Task requirements. Determine how many lines of the data below contain "mylabaccount", then give only that number.

Materials provided.
========
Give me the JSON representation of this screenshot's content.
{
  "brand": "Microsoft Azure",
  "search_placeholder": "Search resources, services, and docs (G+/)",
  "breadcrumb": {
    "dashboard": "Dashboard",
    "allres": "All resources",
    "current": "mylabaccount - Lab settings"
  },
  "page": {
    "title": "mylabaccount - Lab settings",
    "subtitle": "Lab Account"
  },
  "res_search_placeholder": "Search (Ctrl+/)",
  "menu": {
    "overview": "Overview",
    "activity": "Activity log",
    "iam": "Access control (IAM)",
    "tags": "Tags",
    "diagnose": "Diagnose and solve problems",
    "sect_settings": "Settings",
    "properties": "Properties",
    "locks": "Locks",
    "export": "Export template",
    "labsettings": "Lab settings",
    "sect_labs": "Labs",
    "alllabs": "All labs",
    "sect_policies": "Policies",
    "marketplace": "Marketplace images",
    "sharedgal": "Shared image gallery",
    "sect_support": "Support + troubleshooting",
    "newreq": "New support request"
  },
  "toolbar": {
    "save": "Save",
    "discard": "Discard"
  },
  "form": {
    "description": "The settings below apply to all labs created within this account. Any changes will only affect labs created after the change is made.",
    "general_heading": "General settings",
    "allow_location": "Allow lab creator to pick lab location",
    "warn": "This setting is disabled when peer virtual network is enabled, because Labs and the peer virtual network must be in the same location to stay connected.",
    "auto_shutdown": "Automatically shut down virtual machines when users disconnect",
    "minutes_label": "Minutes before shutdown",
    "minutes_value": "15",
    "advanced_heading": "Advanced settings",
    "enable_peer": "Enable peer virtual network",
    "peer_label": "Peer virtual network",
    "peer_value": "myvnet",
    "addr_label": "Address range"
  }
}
========
Written answer. 2